#### [STATED TASK]
Look through the records that follow. Copy every line containing the word "Validation".

* Start DATA RECORDS *

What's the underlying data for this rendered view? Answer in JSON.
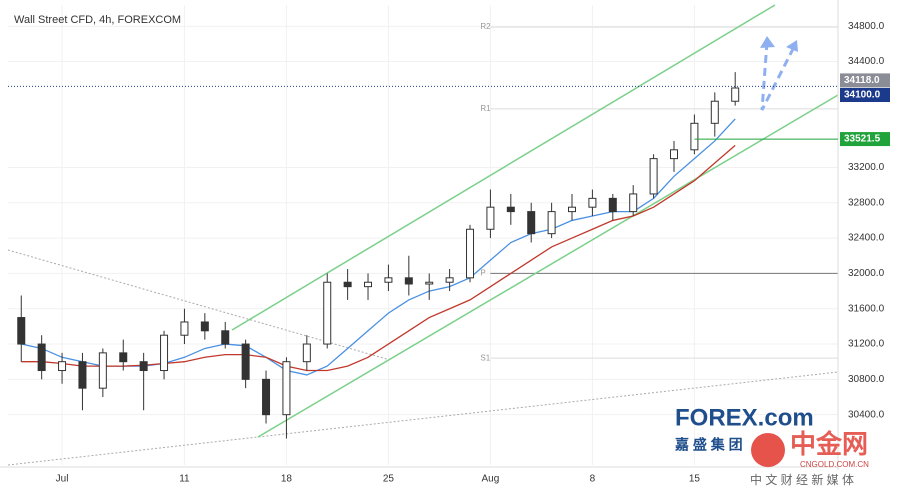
{
  "chart_data": {
    "type": "candlestick",
    "title": "Wall Street CFD, 4h, FOREXCOM",
    "xlim": [
      -2.65,
      38.04
    ],
    "ylim": [
      29830,
      35040
    ],
    "xticks": [
      {
        "value": 0,
        "label": "Jul"
      },
      {
        "value": 6,
        "label": "11"
      },
      {
        "value": 11,
        "label": "18"
      },
      {
        "value": 16,
        "label": "25"
      },
      {
        "value": 21,
        "label": "Aug"
      },
      {
        "value": 26,
        "label": "8"
      },
      {
        "value": 31,
        "label": "15"
      }
    ],
    "yticks": [
      {
        "value": 30400,
        "label": "30400.0"
      },
      {
        "value": 30800,
        "label": "30800.0"
      },
      {
        "value": 31200,
        "label": "31200.0"
      },
      {
        "value": 31600,
        "label": "31600.0"
      },
      {
        "value": 32000,
        "label": "32000.0"
      },
      {
        "value": 32400,
        "label": "32400.0"
      },
      {
        "value": 32800,
        "label": "32800.0"
      },
      {
        "value": 33200,
        "label": "33200.0"
      },
      {
        "value": 34400,
        "label": "34400.0"
      },
      {
        "value": 34800,
        "label": "34800.0"
      }
    ],
    "x": [
      -2,
      -1,
      0,
      1,
      2,
      3,
      4,
      5,
      6,
      7,
      8,
      9,
      10,
      11,
      12,
      13,
      14,
      15,
      16,
      17,
      18,
      19,
      20,
      21,
      22,
      23,
      24,
      25,
      26,
      27,
      28,
      29,
      30,
      31,
      32,
      33
    ],
    "open": [
      31500,
      31200,
      30900,
      31000,
      30700,
      31100,
      31000,
      30900,
      31300,
      31450,
      31350,
      31200,
      30800,
      30400,
      31000,
      31200,
      31900,
      31850,
      31900,
      31950,
      31880,
      31900,
      31950,
      32500,
      32750,
      32700,
      32450,
      32700,
      32750,
      32850,
      32700,
      32900,
      33300,
      33400,
      33700,
      33950
    ],
    "high": [
      31750,
      31300,
      31100,
      31100,
      31150,
      31250,
      31100,
      31350,
      31600,
      31550,
      31450,
      31250,
      30900,
      31050,
      31300,
      32000,
      32050,
      32000,
      32100,
      32200,
      32000,
      32050,
      32550,
      32950,
      32900,
      32800,
      32800,
      32900,
      32950,
      32900,
      33000,
      33350,
      33500,
      33800,
      34050,
      34280
    ],
    "low": [
      31000,
      30800,
      30750,
      30450,
      30600,
      30900,
      30450,
      30800,
      31200,
      31250,
      31150,
      30700,
      30300,
      30130,
      30900,
      31150,
      31700,
      31700,
      31800,
      31750,
      31700,
      31800,
      31900,
      32400,
      32550,
      32350,
      32400,
      32600,
      32650,
      32600,
      32650,
      32850,
      33150,
      33350,
      33550,
      33900
    ],
    "close": [
      31200,
      30900,
      31000,
      30700,
      31100,
      31000,
      30900,
      31300,
      31450,
      31350,
      31200,
      30800,
      30400,
      31000,
      31200,
      31900,
      31850,
      31900,
      31950,
      31880,
      31900,
      31950,
      32500,
      32750,
      32700,
      32450,
      32700,
      32750,
      32850,
      32700,
      32900,
      33300,
      33400,
      33700,
      33950,
      34100
    ],
    "series": [
      {
        "color": "#4a90e2",
        "values": [
          31200,
          31150,
          31050,
          31000,
          30950,
          30950,
          30950,
          30980,
          31050,
          31150,
          31200,
          31180,
          31050,
          30900,
          30850,
          30950,
          31150,
          31350,
          31550,
          31700,
          31800,
          31850,
          31950,
          32150,
          32350,
          32450,
          32500,
          32600,
          32650,
          32700,
          32700,
          32850,
          33100,
          33300,
          33500,
          33750
        ]
      },
      {
        "color": "#c0392b",
        "values": [
          31000,
          31000,
          30980,
          30950,
          30950,
          30950,
          30960,
          30980,
          31000,
          31050,
          31080,
          31080,
          31050,
          30950,
          30900,
          30900,
          30950,
          31050,
          31200,
          31350,
          31500,
          31600,
          31700,
          31850,
          32000,
          32150,
          32300,
          32400,
          32500,
          32600,
          32650,
          32750,
          32900,
          33050,
          33250,
          33450
        ]
      }
    ],
    "pivots": [
      {
        "label": "R2",
        "value": 34790
      },
      {
        "label": "R1",
        "value": 33863
      },
      {
        "label": "P",
        "value": 32000
      },
      {
        "label": "S1",
        "value": 31040
      }
    ],
    "price_labels": [
      {
        "value": 34118,
        "label": "34118.0",
        "color": "#8a8d96"
      },
      {
        "value": 34100,
        "label": "34100.0",
        "color": "#1c3a8c"
      },
      {
        "value": 33521.5,
        "label": "33521.5",
        "color": "#1fa33a"
      }
    ]
  },
  "watermark": {
    "brand": "FOREX.com",
    "brand_cn": "嘉 盛 集 团",
    "site": "中金网",
    "site_url": "CNGOLD.COM.CN",
    "slogan": "中 文 财 经 新 媒 体"
  }
}
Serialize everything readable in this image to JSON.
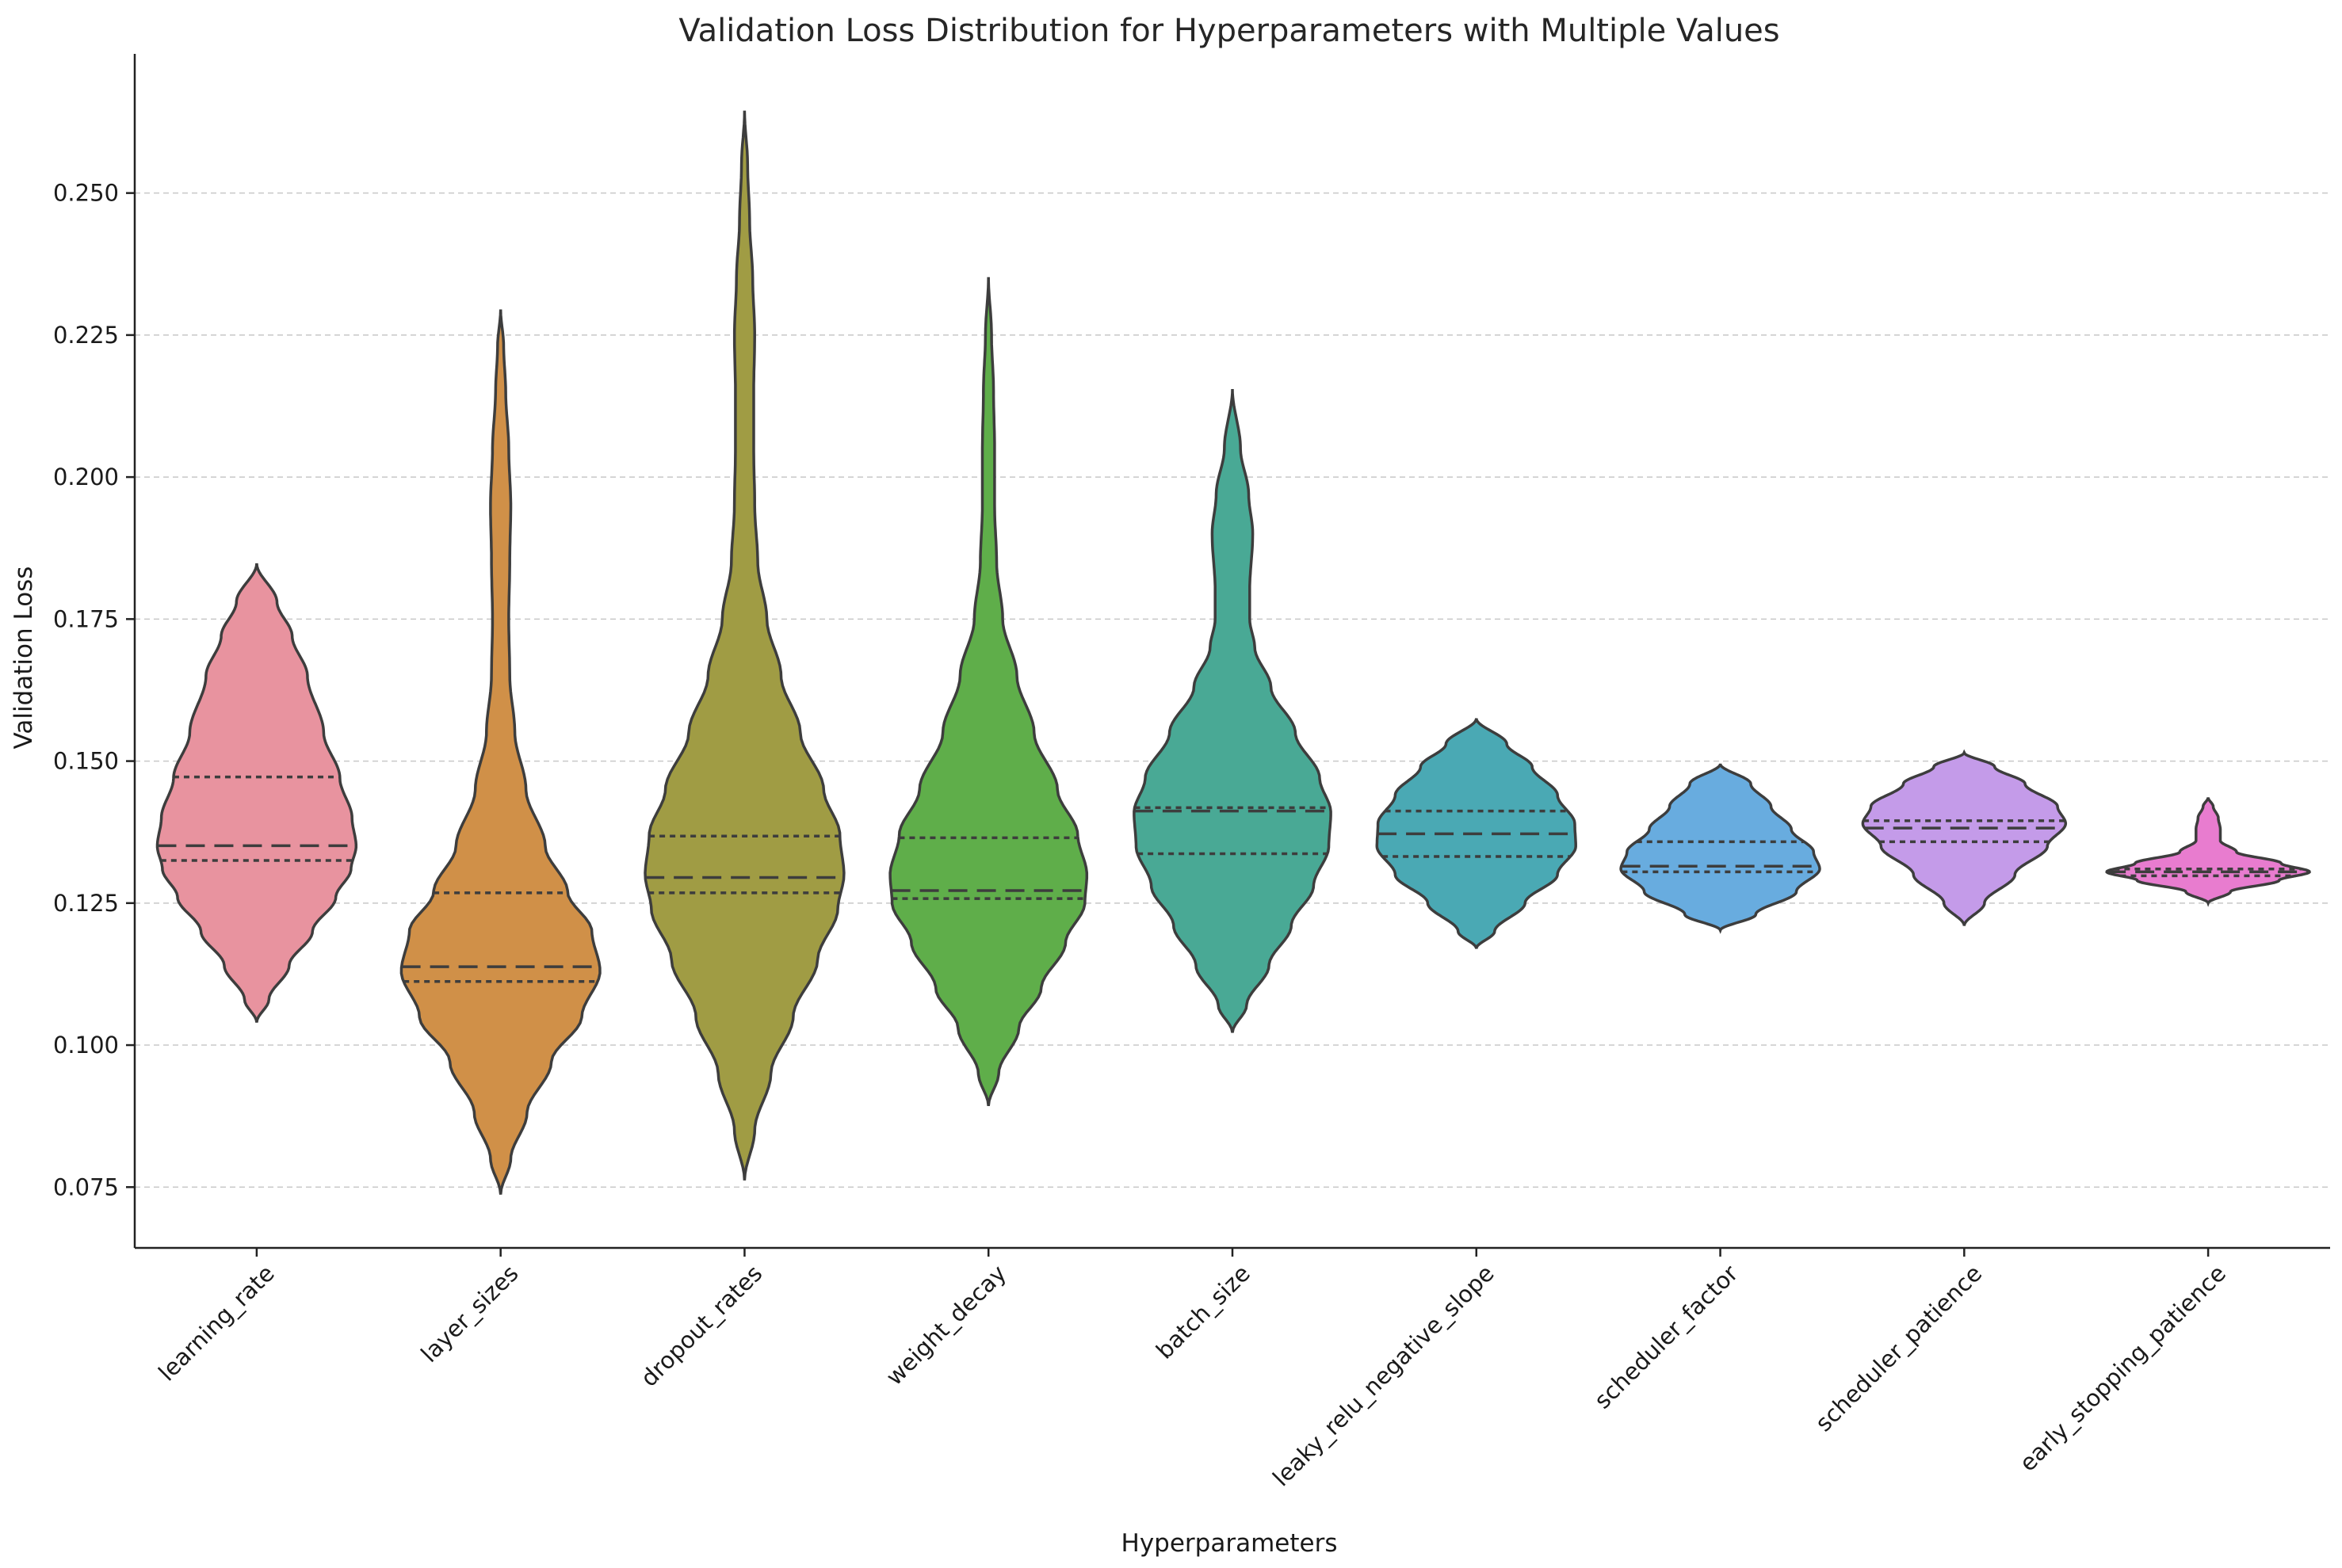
{
  "chart_data": {
    "type": "violin",
    "title": "Validation Loss Distribution for Hyperparameters with Multiple Values",
    "xlabel": "Hyperparameters",
    "ylabel": "Validation Loss",
    "ylim": [
      0.0643,
      0.2745
    ],
    "yticks": [
      "0.075",
      "0.100",
      "0.125",
      "0.150",
      "0.175",
      "0.200",
      "0.225",
      "0.250"
    ],
    "grid": "horizontal dashed",
    "categories": [
      "learning_rate",
      "layer_sizes",
      "dropout_rates",
      "weight_decay",
      "batch_size",
      "leaky_relu_negative_slope",
      "scheduler_factor",
      "scheduler_patience",
      "early_stopping_patience"
    ],
    "colors": [
      "#e8939f",
      "#d09048",
      "#a09c44",
      "#5fae4a",
      "#49a995",
      "#4aa9b4",
      "#68acdf",
      "#c49be9",
      "#e87ccf"
    ],
    "violins": [
      {
        "name": "learning_rate",
        "min": 0.104,
        "max": 0.1848,
        "q1": 0.1325,
        "median": 0.1351,
        "q3": 0.1472,
        "profile": [
          [
            0.104,
            0.0
          ],
          [
            0.108,
            0.12
          ],
          [
            0.114,
            0.32
          ],
          [
            0.12,
            0.55
          ],
          [
            0.126,
            0.78
          ],
          [
            0.131,
            0.93
          ],
          [
            0.135,
            0.98
          ],
          [
            0.14,
            0.94
          ],
          [
            0.147,
            0.82
          ],
          [
            0.155,
            0.66
          ],
          [
            0.165,
            0.5
          ],
          [
            0.172,
            0.35
          ],
          [
            0.178,
            0.2
          ],
          [
            0.1848,
            0.0
          ]
        ]
      },
      {
        "name": "layer_sizes",
        "min": 0.0737,
        "max": 0.2295,
        "q1": 0.1112,
        "median": 0.1138,
        "q3": 0.1268,
        "profile": [
          [
            0.0737,
            0.0
          ],
          [
            0.08,
            0.1
          ],
          [
            0.088,
            0.26
          ],
          [
            0.097,
            0.5
          ],
          [
            0.105,
            0.8
          ],
          [
            0.113,
            0.98
          ],
          [
            0.12,
            0.9
          ],
          [
            0.127,
            0.66
          ],
          [
            0.135,
            0.44
          ],
          [
            0.145,
            0.25
          ],
          [
            0.155,
            0.14
          ],
          [
            0.165,
            0.09
          ],
          [
            0.175,
            0.08
          ],
          [
            0.185,
            0.09
          ],
          [
            0.195,
            0.1
          ],
          [
            0.205,
            0.08
          ],
          [
            0.215,
            0.05
          ],
          [
            0.223,
            0.03
          ],
          [
            0.2295,
            0.0
          ]
        ]
      },
      {
        "name": "dropout_rates",
        "min": 0.0762,
        "max": 0.2645,
        "q1": 0.1268,
        "median": 0.1295,
        "q3": 0.1368,
        "profile": [
          [
            0.0762,
            0.0
          ],
          [
            0.085,
            0.1
          ],
          [
            0.095,
            0.26
          ],
          [
            0.105,
            0.48
          ],
          [
            0.115,
            0.72
          ],
          [
            0.124,
            0.92
          ],
          [
            0.13,
            0.98
          ],
          [
            0.137,
            0.94
          ],
          [
            0.145,
            0.78
          ],
          [
            0.155,
            0.55
          ],
          [
            0.165,
            0.36
          ],
          [
            0.175,
            0.22
          ],
          [
            0.185,
            0.13
          ],
          [
            0.195,
            0.1
          ],
          [
            0.205,
            0.09
          ],
          [
            0.215,
            0.09
          ],
          [
            0.225,
            0.1
          ],
          [
            0.235,
            0.08
          ],
          [
            0.245,
            0.05
          ],
          [
            0.255,
            0.03
          ],
          [
            0.2645,
            0.0
          ]
        ]
      },
      {
        "name": "weight_decay",
        "min": 0.0893,
        "max": 0.2352,
        "q1": 0.1258,
        "median": 0.1272,
        "q3": 0.1365,
        "profile": [
          [
            0.0893,
            0.0
          ],
          [
            0.095,
            0.1
          ],
          [
            0.103,
            0.3
          ],
          [
            0.11,
            0.52
          ],
          [
            0.118,
            0.76
          ],
          [
            0.125,
            0.95
          ],
          [
            0.13,
            0.97
          ],
          [
            0.137,
            0.88
          ],
          [
            0.145,
            0.68
          ],
          [
            0.155,
            0.45
          ],
          [
            0.165,
            0.28
          ],
          [
            0.175,
            0.14
          ],
          [
            0.185,
            0.08
          ],
          [
            0.195,
            0.06
          ],
          [
            0.205,
            0.06
          ],
          [
            0.215,
            0.05
          ],
          [
            0.225,
            0.03
          ],
          [
            0.2352,
            0.0
          ]
        ]
      },
      {
        "name": "batch_size",
        "min": 0.1022,
        "max": 0.2155,
        "q1": 0.1337,
        "median": 0.1412,
        "q3": 0.1418,
        "profile": [
          [
            0.1022,
            0.0
          ],
          [
            0.107,
            0.14
          ],
          [
            0.114,
            0.36
          ],
          [
            0.121,
            0.58
          ],
          [
            0.128,
            0.8
          ],
          [
            0.135,
            0.95
          ],
          [
            0.141,
            0.97
          ],
          [
            0.147,
            0.86
          ],
          [
            0.155,
            0.62
          ],
          [
            0.163,
            0.38
          ],
          [
            0.17,
            0.22
          ],
          [
            0.175,
            0.17
          ],
          [
            0.18,
            0.17
          ],
          [
            0.19,
            0.2
          ],
          [
            0.197,
            0.16
          ],
          [
            0.205,
            0.08
          ],
          [
            0.2155,
            0.0
          ]
        ]
      },
      {
        "name": "leaky_relu_negative_slope",
        "min": 0.117,
        "max": 0.1575,
        "q1": 0.1332,
        "median": 0.1372,
        "q3": 0.1412,
        "profile": [
          [
            0.117,
            0.0
          ],
          [
            0.12,
            0.18
          ],
          [
            0.125,
            0.48
          ],
          [
            0.13,
            0.8
          ],
          [
            0.135,
            0.98
          ],
          [
            0.139,
            0.97
          ],
          [
            0.144,
            0.8
          ],
          [
            0.149,
            0.55
          ],
          [
            0.153,
            0.3
          ],
          [
            0.1575,
            0.0
          ]
        ]
      },
      {
        "name": "scheduler_factor",
        "min": 0.1202,
        "max": 0.1495,
        "q1": 0.1305,
        "median": 0.1315,
        "q3": 0.1358,
        "profile": [
          [
            0.1202,
            0.0
          ],
          [
            0.123,
            0.35
          ],
          [
            0.127,
            0.75
          ],
          [
            0.131,
            0.98
          ],
          [
            0.134,
            0.92
          ],
          [
            0.138,
            0.7
          ],
          [
            0.142,
            0.5
          ],
          [
            0.146,
            0.3
          ],
          [
            0.1495,
            0.0
          ]
        ]
      },
      {
        "name": "scheduler_patience",
        "min": 0.121,
        "max": 0.1515,
        "q1": 0.1358,
        "median": 0.1382,
        "q3": 0.1395,
        "profile": [
          [
            0.121,
            0.0
          ],
          [
            0.125,
            0.2
          ],
          [
            0.13,
            0.5
          ],
          [
            0.135,
            0.82
          ],
          [
            0.139,
            1.0
          ],
          [
            0.142,
            0.92
          ],
          [
            0.146,
            0.6
          ],
          [
            0.149,
            0.3
          ],
          [
            0.1515,
            0.0
          ]
        ]
      },
      {
        "name": "early_stopping_patience",
        "min": 0.125,
        "max": 0.1436,
        "q1": 0.1298,
        "median": 0.1305,
        "q3": 0.131,
        "profile": [
          [
            0.125,
            0.0
          ],
          [
            0.127,
            0.22
          ],
          [
            0.129,
            0.7
          ],
          [
            0.1305,
            1.0
          ],
          [
            0.132,
            0.72
          ],
          [
            0.134,
            0.28
          ],
          [
            0.136,
            0.12
          ],
          [
            0.138,
            0.12
          ],
          [
            0.14,
            0.1
          ],
          [
            0.142,
            0.05
          ],
          [
            0.1436,
            0.0
          ]
        ]
      }
    ]
  }
}
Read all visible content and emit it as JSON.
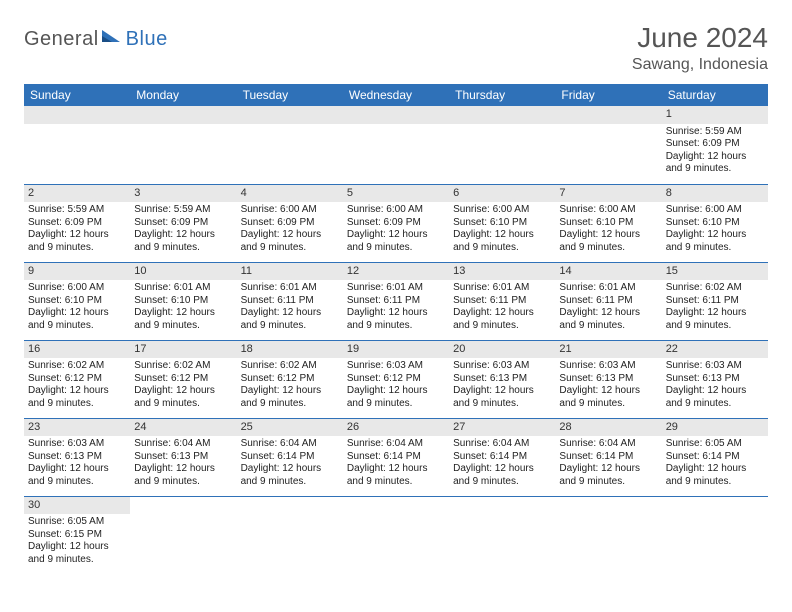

* End DATA RECORDS *

#### [PROBLEM SOLUTION]
    "title": "Validation Loss Distribution for Hyperparameters with Multiple Values",
    "ylabel": "Validation Loss",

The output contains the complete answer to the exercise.